ROWS:

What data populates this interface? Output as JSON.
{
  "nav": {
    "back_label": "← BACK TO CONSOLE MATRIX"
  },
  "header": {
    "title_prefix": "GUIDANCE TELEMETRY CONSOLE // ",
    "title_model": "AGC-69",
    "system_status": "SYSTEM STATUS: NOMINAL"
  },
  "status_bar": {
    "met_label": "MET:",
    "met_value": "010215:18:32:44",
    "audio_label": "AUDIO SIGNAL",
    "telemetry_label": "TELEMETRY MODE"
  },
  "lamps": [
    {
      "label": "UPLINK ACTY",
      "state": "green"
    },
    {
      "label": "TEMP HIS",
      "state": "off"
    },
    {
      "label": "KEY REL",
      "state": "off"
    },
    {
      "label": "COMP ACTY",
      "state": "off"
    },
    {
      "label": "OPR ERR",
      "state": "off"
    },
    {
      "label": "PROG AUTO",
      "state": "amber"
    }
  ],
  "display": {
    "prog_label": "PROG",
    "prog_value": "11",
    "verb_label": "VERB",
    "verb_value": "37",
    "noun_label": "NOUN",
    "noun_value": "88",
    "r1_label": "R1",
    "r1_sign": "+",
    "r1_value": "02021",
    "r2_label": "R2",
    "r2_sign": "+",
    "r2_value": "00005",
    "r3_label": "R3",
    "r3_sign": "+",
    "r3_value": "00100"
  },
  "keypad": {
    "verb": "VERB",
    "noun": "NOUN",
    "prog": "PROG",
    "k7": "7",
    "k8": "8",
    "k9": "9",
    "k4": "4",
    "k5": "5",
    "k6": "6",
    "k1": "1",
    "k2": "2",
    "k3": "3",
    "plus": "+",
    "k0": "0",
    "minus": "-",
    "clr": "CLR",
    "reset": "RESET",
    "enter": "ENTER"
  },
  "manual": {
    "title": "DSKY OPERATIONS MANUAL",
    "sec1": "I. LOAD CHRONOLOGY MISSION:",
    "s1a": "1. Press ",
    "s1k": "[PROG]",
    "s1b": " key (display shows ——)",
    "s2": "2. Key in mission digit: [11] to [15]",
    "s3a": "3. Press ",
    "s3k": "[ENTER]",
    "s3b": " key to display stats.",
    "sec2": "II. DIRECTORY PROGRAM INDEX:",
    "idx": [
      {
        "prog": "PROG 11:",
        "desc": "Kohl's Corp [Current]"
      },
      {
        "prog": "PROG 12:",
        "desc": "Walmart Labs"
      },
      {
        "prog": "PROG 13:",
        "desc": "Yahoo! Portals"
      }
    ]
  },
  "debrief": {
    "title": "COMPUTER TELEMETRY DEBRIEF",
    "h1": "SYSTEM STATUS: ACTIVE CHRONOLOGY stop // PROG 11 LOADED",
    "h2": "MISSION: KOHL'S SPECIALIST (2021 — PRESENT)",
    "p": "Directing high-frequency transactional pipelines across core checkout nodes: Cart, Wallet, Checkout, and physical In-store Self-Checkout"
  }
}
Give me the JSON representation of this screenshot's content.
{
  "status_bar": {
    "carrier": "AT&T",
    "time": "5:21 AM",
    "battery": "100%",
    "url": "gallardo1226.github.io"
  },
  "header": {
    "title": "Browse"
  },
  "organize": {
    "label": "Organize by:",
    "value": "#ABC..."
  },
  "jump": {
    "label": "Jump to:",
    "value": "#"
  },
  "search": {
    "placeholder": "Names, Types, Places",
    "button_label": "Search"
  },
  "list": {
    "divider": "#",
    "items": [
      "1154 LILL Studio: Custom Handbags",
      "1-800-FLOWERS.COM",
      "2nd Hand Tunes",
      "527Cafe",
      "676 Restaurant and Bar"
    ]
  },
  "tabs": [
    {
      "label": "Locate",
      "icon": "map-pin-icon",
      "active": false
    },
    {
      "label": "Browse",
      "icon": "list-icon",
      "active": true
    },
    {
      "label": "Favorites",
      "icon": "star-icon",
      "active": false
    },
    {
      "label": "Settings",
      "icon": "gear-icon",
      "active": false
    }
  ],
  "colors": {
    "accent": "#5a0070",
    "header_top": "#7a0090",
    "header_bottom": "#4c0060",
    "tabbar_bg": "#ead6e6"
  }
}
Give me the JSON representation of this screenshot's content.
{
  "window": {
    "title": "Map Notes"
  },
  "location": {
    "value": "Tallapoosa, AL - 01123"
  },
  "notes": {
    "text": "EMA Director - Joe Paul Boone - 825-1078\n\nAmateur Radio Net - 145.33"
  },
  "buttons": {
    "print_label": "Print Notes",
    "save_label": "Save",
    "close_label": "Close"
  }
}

REQUIRED TASK: Extract all of the data exactly as written.

OUTPUT:
What data populates this interface? Output as JSON.
{
  "nav": {
    "back_label": "← BACK TO CONSOLE MATRIX"
  },
  "header": {
    "title_prefix": "GUIDANCE TELEMETRY CONSOLE // ",
    "title_model": "AGC-69",
    "system_status": "SYSTEM STATUS: NOMINAL"
  },
  "status_bar": {
    "met_label": "MET:",
    "met_value": "010215:18:32:44",
    "audio_label": "AUDIO SIGNAL",
    "telemetry_label": "TELEMETRY MODE"
  },
  "lamps": [
    {
      "label": "UPLINK ACTY",
      "state": "green"
    },
    {
      "label": "TEMP HIS",
      "state": "off"
    },
    {
      "label": "KEY REL",
      "state": "off"
    },
    {
      "label": "COMP ACTY",
      "state": "off"
    },
    {
      "label": "OPR ERR",
      "state": "off"
    },
    {
      "label": "PROG AUTO",
      "state": "amber"
    }
  ],
  "display": {
    "prog_label": "PROG",
    "prog_value": "11",
    "verb_label": "VERB",
    "verb_value": "37",
    "noun_label": "NOUN",
    "noun_value": "88",
    "r1_label": "R1",
    "r1_sign": "+",
    "r1_value": "02021",
    "r2_label": "R2",
    "r2_sign": "+",
    "r2_value": "00005",
    "r3_label": "R3",
    "r3_sign": "+",
    "r3_value": "00100"
  },
  "keypad": {
    "verb": "VERB",
    "noun": "NOUN",
    "prog": "PROG",
    "k7": "7",
    "k8": "8",
    "k9": "9",
    "k4": "4",
    "k5": "5",
    "k6": "6",
    "k1": "1",
    "k2": "2",
    "k3": "3",
    "plus": "+",
    "k0": "0",
    "minus": "-",
    "clr": "CLR",
    "reset": "RESET",
    "enter": "ENTER"
  },
  "manual": {
    "title": "DSKY OPERATIONS MANUAL",
    "sec1": "I. LOAD CHRONOLOGY MISSION:",
    "s1a": "1. Press ",
    "s1k": "[PROG]",
    "s1b": " key (display shows ——)",
    "s2": "2. Key in mission digit: [11] to [15]",
    "s3a": "3. Press ",
    "s3k": "[ENTER]",
    "s3b": " key to display stats.",
    "sec2": "II. DIRECTORY PROGRAM INDEX:",
    "idx": [
      {
        "prog": "PROG 11:",
        "desc": "Kohl's Corp [Current]"
      },
      {
        "prog": "PROG 12:",
        "desc": "Walmart Labs"
      },
      {
        "prog": "PROG 13:",
        "desc": "Yahoo! Portals"
      }
    ]
  },
  "debrief": {
    "title": "COMPUTER TELEMETRY DEBRIEF",
    "h1": "SYSTEM STATUS: ACTIVE CHRONOLOGY stop // PROG 11 LOADED",
    "h2": "MISSION: KOHL'S SPECIALIST (2021 — PRESENT)",
    "p": "Directing high-frequency transactional pipelines across core checkout nodes: Cart, Wallet, Checkout, and physical In-store Self-Checkout"
  }
}
Give me the JSON representation of this screenshot's content.
{
  "status_bar": {
    "carrier": "AT&T",
    "time": "5:21 AM",
    "battery": "100%",
    "url": "gallardo1226.github.io"
  },
  "header": {
    "title": "Browse"
  },
  "organize": {
    "label": "Organize by:",
    "value": "#ABC..."
  },
  "jump": {
    "label": "Jump to:",
    "value": "#"
  },
  "search": {
    "placeholder": "Names, Types, Places",
    "button_label": "Search"
  },
  "list": {
    "divider": "#",
    "items": [
      "1154 LILL Studio: Custom Handbags",
      "1-800-FLOWERS.COM",
      "2nd Hand Tunes",
      "527Cafe",
      "676 Restaurant and Bar"
    ]
  },
  "tabs": [
    {
      "label": "Locate",
      "icon": "map-pin-icon",
      "active": false
    },
    {
      "label": "Browse",
      "icon": "list-icon",
      "active": true
    },
    {
      "label": "Favorites",
      "icon": "star-icon",
      "active": false
    },
    {
      "label": "Settings",
      "icon": "gear-icon",
      "active": false
    }
  ],
  "colors": {
    "accent": "#5a0070",
    "header_top": "#7a0090",
    "header_bottom": "#4c0060",
    "tabbar_bg": "#ead6e6"
  }
}
Give me the JSON representation of this screenshot's content.
{
  "window": {
    "title": "Map Notes"
  },
  "location": {
    "value": "Tallapoosa, AL - 01123"
  },
  "notes": {
    "text": "EMA Director - Joe Paul Boone - 825-1078\n\nAmateur Radio Net - 145.33"
  },
  "buttons": {
    "print_label": "Print Notes",
    "save_label": "Save",
    "close_label": "Close"
  }
}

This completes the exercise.